### Stated goal
Pull out every line from the listing that has the word "Cross".

[Data entries]

════════

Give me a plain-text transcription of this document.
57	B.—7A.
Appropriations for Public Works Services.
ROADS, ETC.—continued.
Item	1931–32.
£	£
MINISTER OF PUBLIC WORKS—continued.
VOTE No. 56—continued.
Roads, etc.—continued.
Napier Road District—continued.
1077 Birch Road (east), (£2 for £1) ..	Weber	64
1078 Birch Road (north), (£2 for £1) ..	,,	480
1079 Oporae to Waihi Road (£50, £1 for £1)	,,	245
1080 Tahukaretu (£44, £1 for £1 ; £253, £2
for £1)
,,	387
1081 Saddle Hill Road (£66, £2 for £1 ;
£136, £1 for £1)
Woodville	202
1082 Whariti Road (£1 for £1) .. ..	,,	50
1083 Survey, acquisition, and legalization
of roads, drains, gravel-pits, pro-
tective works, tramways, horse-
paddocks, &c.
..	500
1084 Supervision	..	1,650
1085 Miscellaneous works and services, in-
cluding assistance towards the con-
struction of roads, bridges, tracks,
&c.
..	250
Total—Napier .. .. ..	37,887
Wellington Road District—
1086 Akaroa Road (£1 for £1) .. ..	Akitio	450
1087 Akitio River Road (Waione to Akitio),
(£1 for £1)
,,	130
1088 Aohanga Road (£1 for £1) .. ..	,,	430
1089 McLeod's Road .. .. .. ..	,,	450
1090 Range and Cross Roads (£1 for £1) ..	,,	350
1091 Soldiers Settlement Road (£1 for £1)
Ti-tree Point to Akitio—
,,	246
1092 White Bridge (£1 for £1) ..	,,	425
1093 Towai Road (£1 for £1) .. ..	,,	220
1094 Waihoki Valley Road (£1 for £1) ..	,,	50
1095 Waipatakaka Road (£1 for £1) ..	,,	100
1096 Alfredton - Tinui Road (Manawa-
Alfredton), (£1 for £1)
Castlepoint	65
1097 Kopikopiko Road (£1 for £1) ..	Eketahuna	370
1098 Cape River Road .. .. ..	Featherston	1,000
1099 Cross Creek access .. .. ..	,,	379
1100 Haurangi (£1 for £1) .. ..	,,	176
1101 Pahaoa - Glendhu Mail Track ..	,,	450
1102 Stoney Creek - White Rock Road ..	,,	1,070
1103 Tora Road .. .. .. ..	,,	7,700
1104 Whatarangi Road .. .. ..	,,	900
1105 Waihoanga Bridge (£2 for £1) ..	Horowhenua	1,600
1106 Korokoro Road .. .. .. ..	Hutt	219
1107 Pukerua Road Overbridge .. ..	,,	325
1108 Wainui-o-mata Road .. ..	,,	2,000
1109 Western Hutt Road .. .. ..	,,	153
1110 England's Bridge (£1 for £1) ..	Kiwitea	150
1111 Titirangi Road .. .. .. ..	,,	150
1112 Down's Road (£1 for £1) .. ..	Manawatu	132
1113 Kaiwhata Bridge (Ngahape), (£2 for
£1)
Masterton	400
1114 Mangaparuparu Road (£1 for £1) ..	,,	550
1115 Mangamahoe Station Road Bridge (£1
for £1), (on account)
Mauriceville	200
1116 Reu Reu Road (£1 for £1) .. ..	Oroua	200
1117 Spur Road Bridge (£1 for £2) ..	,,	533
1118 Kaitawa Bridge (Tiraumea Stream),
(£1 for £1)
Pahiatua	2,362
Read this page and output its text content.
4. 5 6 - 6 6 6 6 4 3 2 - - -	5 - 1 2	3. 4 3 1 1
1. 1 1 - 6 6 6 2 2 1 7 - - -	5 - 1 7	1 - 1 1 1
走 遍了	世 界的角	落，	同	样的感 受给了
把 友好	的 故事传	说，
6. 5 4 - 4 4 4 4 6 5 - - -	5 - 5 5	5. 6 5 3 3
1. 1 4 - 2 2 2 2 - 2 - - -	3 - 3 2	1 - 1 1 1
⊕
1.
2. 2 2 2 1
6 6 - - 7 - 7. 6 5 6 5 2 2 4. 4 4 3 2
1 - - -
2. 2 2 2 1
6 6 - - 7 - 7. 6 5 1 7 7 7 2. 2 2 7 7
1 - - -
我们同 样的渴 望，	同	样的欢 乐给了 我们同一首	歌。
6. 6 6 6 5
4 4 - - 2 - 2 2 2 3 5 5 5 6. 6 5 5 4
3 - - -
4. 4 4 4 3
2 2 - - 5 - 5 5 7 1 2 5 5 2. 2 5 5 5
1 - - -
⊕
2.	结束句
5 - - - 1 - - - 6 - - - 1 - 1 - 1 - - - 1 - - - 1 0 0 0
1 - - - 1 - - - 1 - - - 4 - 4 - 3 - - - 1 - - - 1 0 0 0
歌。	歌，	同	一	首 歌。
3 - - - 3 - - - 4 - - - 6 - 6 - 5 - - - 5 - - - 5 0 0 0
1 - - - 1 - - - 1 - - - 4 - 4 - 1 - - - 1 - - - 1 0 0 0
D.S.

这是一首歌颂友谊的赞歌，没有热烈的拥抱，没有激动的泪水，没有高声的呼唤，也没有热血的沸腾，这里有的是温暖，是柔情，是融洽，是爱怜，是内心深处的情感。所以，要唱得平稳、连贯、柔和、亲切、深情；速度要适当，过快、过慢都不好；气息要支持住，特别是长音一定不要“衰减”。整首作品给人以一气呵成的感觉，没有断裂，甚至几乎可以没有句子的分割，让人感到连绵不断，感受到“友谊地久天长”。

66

════════

### Answer to the task
1090 Range and Cross Roads (£1 for £1) ..	,,	350
1099 Cross Creek access .. .. ..	,,	379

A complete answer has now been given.